# AIM OF THE TASK:
Pull every line that holds the word "Gender" from the entries.

(Rows from a figure dataset)
....

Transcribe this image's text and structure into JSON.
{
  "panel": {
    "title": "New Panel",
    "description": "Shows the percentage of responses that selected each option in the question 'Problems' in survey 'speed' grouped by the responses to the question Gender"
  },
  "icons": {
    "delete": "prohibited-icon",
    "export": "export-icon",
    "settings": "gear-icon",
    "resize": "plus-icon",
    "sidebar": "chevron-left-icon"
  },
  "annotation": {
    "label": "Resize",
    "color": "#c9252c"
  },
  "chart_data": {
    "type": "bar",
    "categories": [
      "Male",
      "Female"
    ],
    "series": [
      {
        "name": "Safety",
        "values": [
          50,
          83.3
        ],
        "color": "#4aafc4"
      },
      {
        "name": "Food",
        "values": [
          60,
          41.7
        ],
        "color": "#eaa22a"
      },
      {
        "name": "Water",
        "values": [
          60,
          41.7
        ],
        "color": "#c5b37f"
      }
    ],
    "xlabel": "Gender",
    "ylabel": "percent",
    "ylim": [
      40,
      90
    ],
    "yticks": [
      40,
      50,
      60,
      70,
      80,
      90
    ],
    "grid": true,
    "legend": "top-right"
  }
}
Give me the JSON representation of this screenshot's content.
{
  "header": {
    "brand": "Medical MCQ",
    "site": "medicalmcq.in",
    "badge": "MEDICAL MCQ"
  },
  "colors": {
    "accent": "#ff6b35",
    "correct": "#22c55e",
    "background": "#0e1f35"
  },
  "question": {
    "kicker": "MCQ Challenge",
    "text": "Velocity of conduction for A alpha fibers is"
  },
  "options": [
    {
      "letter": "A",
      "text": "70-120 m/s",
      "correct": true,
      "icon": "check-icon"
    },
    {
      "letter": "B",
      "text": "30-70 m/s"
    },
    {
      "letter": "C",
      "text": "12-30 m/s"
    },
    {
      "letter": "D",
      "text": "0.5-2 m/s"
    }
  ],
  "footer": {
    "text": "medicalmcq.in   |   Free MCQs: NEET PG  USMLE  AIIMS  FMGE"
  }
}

....

# EXERCISE RESPONSE:
    "description": "Shows the percentage of responses that selected each option in the question 'Problems' in survey 'speed' grouped by the responses to the question Gender"
    "xlabel": "Gender",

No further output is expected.